### Extract provided

begin

OpenLMLab / LEval

[ACL'24 Oral] Data and code for L-Eval, a comprehensive long context language models evaluation benchmark
GNU General Public License v3.0
314 stars 13 forks source link

It seems to be some mistakes on evalution tasks #8

Closed coo00ookie closed 8 months ago

coo00ookie commented 8 months ago

Hi, I encountered some issues while evaluating some models with your evaluation code, especially on Evaluation/auto_eval.py I'd like to send PR but it's being currently not available. Please take a look. thank you in advance.

def process_output_judge(response):
    loyalty, fact = process_gt_judge(response)
    output_list = []
    for word in loyalty.split():
        if "true" in word:
            output_list.append("true")
            break
        elif "false" in word:
            output_list.append("false")
            break
    if len(output_list) == 0:
        output_list.append("<error>")
    for word in loyalty.split(): <<--- I think the second loyalty has to be modified to **fact**
        if "true" in word:
            output_list.append("true")
            break
        elif "false" in word:
            output_list.append("false")
            break
    if output_list == 1:
        output_list.append("<error>")
    return output_list # disable random guess for the dataset for high variance

and on same file, in process_gt_judge function

    match = re.search(r'\[fact: (.*?)\]', response) 

I thought that changing from **.** to **[^\\]**will be more clear, because . does not include new line character

and the last one is in the main code,

        elif "sci_fi" in args.pred_file:
            loyalty, fact = process_gt_judge(instance["gt"])
            references += [[loyalty], [fact]]
            predictions +=  process_output_judge(instance[prediction_key])

to make loyalty and fact as one pair, I think It is supposed to be written like below:

            references.append([[loyalty], [fact]])
            predictions.append(process_output_judge(instance[prediction_key]))
ChenxinAn-fdu commented 8 months ago

Thank u so much for this issue! But I find the original code works well for me. For example, if we have 2 predictions:

pred1= "True [fact: False]" 
gt1="True [fact: True]"
pred2="False [fact: True]"
gt2="True [fact: False]"

After processing, the predictions and references look like:

predictions = [True, False, False, True]
references = [[True], [True], [True], [False]]

The result is correct. Did I get u wrong here? Please feel free to let me know and give more details about your case~

coo00ookie commented 8 months ago

In my case,

If I have predictions and references like :

pred1= "True [fact: False]" 
gt1="True [fact: True]"
pred2="False [fact: True]"
gt2="True [fact: False]"

After processing, It became like below:

predictions = [True, True, False, False]
references = [[True], [True], [True], [False]]

I found it is occured by process_output_judge, especially Second loyalty.

And basically, I have a question about scoring logic even the process_output_judge has no error in it's codes. For now, It has two answer for each question (loyalty and fact). But according to @ChenxinAn-fdu 's example, It will be calculated as two question.

ChenxinAn-fdu commented 8 months ago

Apologies for the delayed response. We calculate the loyalty score according to the fiction, and fact score according to real-world knowledge separately, treating them as two distinct questions. You can also calculate these scores individually. If you want to report the average of both the loyalty score and fact score, the results are consistent.

I have updated auto_eval.py to fix some bugs in testing sci_fi. I think it can help solve your problem ^-^. @coo00ookie

coo00ookie commented 8 months ago

I apologize for my delayed reply. Also I've checked your modifications in the auto_eval.py. thanks!

ChenxinAn-fdu commented 8 months ago

Thank you again for this opening issue. If there are any other issues with this code, please feel free to let me know~

end

### Challenge A
In the listing below, start at the line containing "840, 158, 938]" and stop after the line containing "3, 103, 16]". Lay out those lines as a JSON array of strings, one string per line, with blank lines omitted.

### Dataset entries
begin

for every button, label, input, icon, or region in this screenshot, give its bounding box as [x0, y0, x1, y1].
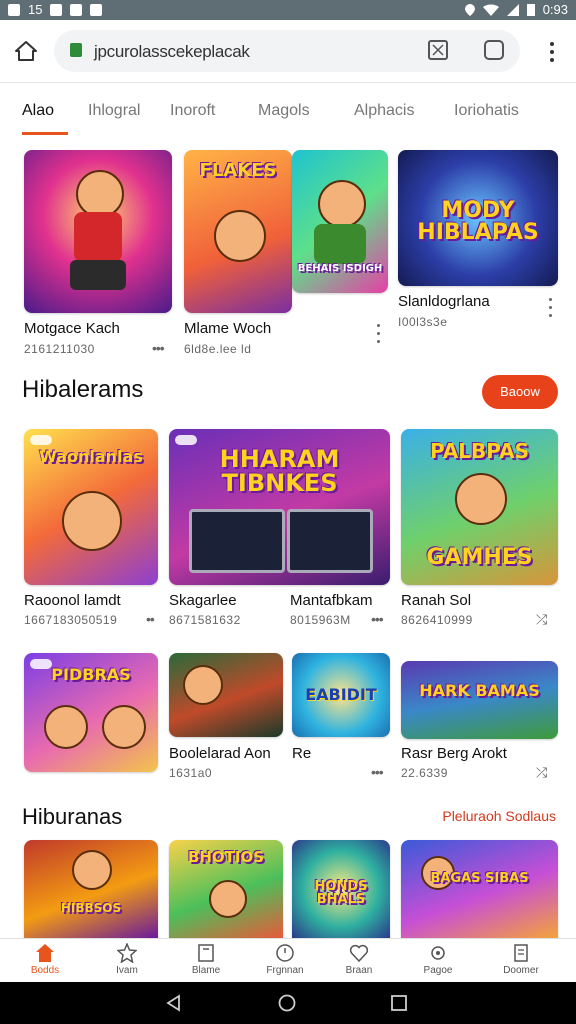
game-thumbnail[interactable]: HIBBSOS	[24, 840, 158, 938]
game-thumbnail[interactable]: BHOTIOS	[169, 840, 283, 938]
game-meta: 6ld8e.lee ld	[184, 342, 252, 356]
document-icon	[514, 944, 528, 962]
status-time: 0:93	[542, 2, 568, 17]
game-thumbnail[interactable]	[169, 653, 283, 737]
game-thumbnail[interactable]	[24, 150, 172, 313]
address-bar[interactable]: jpcurolasscekeplacak	[54, 30, 520, 72]
game-meta: 8015963M	[290, 613, 351, 627]
nav-item-home[interactable]: Bodds	[15, 943, 75, 976]
nav-item-blame[interactable]: Blame	[176, 943, 236, 976]
game-title[interactable]: Boolelarad Aon	[169, 745, 271, 762]
game-title[interactable]: Re	[292, 745, 311, 762]
section-link[interactable]: Pleluraoh Sodlaus	[442, 808, 556, 824]
url-text[interactable]: jpcurolasscekeplacak	[94, 42, 250, 62]
more-options-icon[interactable]	[377, 324, 381, 348]
game-meta: 1631a0	[169, 766, 213, 780]
nav-item-braan[interactable]: Braan	[329, 943, 389, 976]
tab-ihlogral[interactable]: Ihlogral	[88, 102, 140, 120]
game-thumbnail[interactable]: EABIDIT	[292, 653, 390, 737]
game-title[interactable]: Raoonol lamdt	[24, 592, 121, 609]
nav-item-doomer[interactable]: Doomer	[491, 943, 551, 976]
app-icon	[90, 3, 103, 16]
category-tabs: Alao Ihlogral Inoroft Magols Alphacis Io…	[0, 88, 576, 136]
more-options-icon[interactable]: •••	[152, 340, 165, 356]
game-meta: I00l3s3e	[398, 315, 448, 329]
recents-icon[interactable]	[390, 994, 408, 1012]
game-meta: 22.6339	[401, 766, 448, 780]
active-tab-indicator	[22, 132, 68, 135]
tab-ioriohatis[interactable]: Ioriohatis	[454, 102, 519, 120]
gear-icon	[431, 946, 445, 960]
game-meta: 2161211030	[24, 342, 95, 356]
section-action-button[interactable]: Baoow	[482, 375, 558, 409]
status-bar: 15 0:93	[0, 0, 576, 20]
tabs-icon[interactable]	[484, 40, 504, 60]
system-navigation-bar	[0, 982, 576, 1024]
game-thumbnail[interactable]: HARK BAMAS	[401, 661, 558, 739]
tab-inoroft[interactable]: Inoroft	[170, 102, 215, 120]
game-title[interactable]: Mlame Woch	[184, 320, 271, 337]
image-icon	[70, 3, 83, 16]
nav-item-ivam[interactable]: Ivam	[97, 943, 157, 976]
message-icon	[50, 3, 63, 16]
back-icon[interactable]	[165, 994, 183, 1012]
menu-icon[interactable]	[550, 42, 554, 62]
more-options-icon[interactable]: ••	[146, 611, 155, 627]
tab-magols[interactable]: Magols	[258, 102, 310, 120]
wifi-icon	[482, 4, 499, 16]
game-title[interactable]: Skagarlee	[169, 592, 237, 609]
game-title[interactable]: Rasr Berg Arokt	[401, 745, 507, 762]
clock-icon	[276, 944, 294, 962]
nav-item-pagoe[interactable]: Pagoe	[408, 943, 468, 976]
bottom-navigation: Bodds Ivam Blame Frgnnan Braan Pagoe Doo…	[0, 938, 576, 983]
game-thumbnail[interactable]: PIDBRAS	[24, 653, 158, 772]
badge-icon	[175, 435, 197, 445]
game-thumbnail[interactable]: HONDS BHALS	[292, 840, 390, 938]
close-tab-icon[interactable]	[428, 40, 448, 60]
game-thumbnail[interactable]: HHARAM TIBNKES	[169, 429, 390, 585]
section-title: Hiburanas	[22, 804, 123, 829]
star-icon	[117, 943, 137, 963]
more-options-icon[interactable]	[549, 298, 553, 322]
more-options-icon[interactable]: •••	[371, 764, 384, 780]
share-icon[interactable]: ⤮	[536, 764, 547, 781]
home-icon[interactable]	[14, 40, 38, 62]
game-thumbnail[interactable]: PALBPAS GAMHES	[401, 429, 558, 585]
share-icon[interactable]: ⤮	[536, 611, 547, 628]
location-icon	[464, 3, 475, 16]
game-title[interactable]: Ranah Sol	[401, 592, 471, 609]
page-icon	[198, 944, 214, 962]
home-icon	[36, 944, 54, 962]
game-thumbnail[interactable]: BAGAS SIBAS	[401, 840, 558, 938]
badge-icon	[30, 435, 52, 445]
tab-alao[interactable]: Alao	[22, 102, 54, 120]
tab-alphacis[interactable]: Alphacis	[354, 102, 414, 120]
signal-icon	[506, 3, 519, 16]
battery-icon	[526, 4, 535, 16]
game-title[interactable]: Slanldogrlana	[398, 293, 490, 310]
game-thumbnail[interactable]: Waonlanlas	[24, 429, 158, 585]
browser-toolbar: jpcurolasscekeplacak	[0, 20, 576, 83]
status-left-text: 15	[28, 2, 43, 17]
game-meta: 8626410999	[401, 613, 473, 627]
nav-item-frgnnan[interactable]: Frgnnan	[255, 943, 315, 976]
section-title: Hibalerams	[22, 376, 144, 403]
game-thumbnail[interactable]: BEHAIS ISDIGH	[292, 150, 388, 293]
game-title[interactable]: Mantafbkam	[290, 592, 373, 609]
notification-icon	[8, 3, 20, 16]
heart-icon	[349, 944, 369, 963]
home-circle-icon[interactable]	[278, 994, 296, 1012]
game-meta: 1667183050519	[24, 613, 118, 627]
game-meta: 8671581632	[169, 613, 241, 627]
more-options-icon[interactable]: •••	[371, 611, 384, 627]
lock-icon	[70, 43, 82, 57]
game-thumbnail[interactable]: FLAKES	[184, 150, 292, 313]
game-thumbnail[interactable]: MODY HIBLAPAS	[398, 150, 558, 286]
game-title[interactable]: Motgace Kach	[24, 320, 120, 337]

end

### Challenge B
In the L-Eval issue thread, list every variable name assigned a string in the example predictions and references, with its string.

### Task solution A
[
  "game-thumbnail[interactable]: HIBBSOS\t[24, 840, 158, 938]",
  "game-thumbnail[interactable]: BHOTIOS\t[169, 840, 283, 938]",
  "game-meta: 6ld8e.lee ld\t[184, 342, 252, 356]",
  "document-icon\t[514, 944, 528, 962]",
  "status-time: 0:93\t[542, 2, 568, 17]",
  "game-thumbnail[interactable]\t[169, 653, 283, 737]",
  "game-thumbnail[interactable]\t[24, 150, 172, 313]",
  "address-bar[interactable]: jpcurolasscekeplacak\t[54, 30, 520, 72]",
  "game-meta: 8015963M\t[290, 613, 351, 627]",
  "nav-item-home[interactable]: Bodds\t[15, 943, 75, 976]",
  "nav-item-blame[interactable]: Blame\t[176, 943, 236, 976]",
  "game-title[interactable]: Boolelarad Aon\t[169, 745, 271, 762]",
  "game-title[interactable]: Re\t[292, 745, 311, 762]",
  "section-link[interactable]: Pleluraoh Sodlaus\t[442, 808, 556, 824]",
  "url-text[interactable]: jpcurolasscekeplacak\t[94, 42, 250, 62]",
  "more-options-icon[interactable]\t[377, 324, 381, 348]",
  "game-meta: 1631a0\t[169, 766, 213, 780]",
  "nav-item-braan[interactable]: Braan\t[329, 943, 389, 976]",
  "tab-ihlogral[interactable]: Ihlogral\t[88, 102, 140, 120]",
  "game-thumbnail[interactable]: EABIDIT\t[292, 653, 390, 737]",
  "game-title[interactable]: Raoonol lamdt\t[24, 592, 121, 609]",
  "nav-item-doomer[interactable]: Doomer\t[491, 943, 551, 976]",
  "app-icon\t[90, 3, 103, 16]"
]

### Task solution B
pred1 = "True [fact: False]"
gt1 = "True [fact: True]"
pred2 = "False [fact: True]"
gt2 = "True [fact: False]"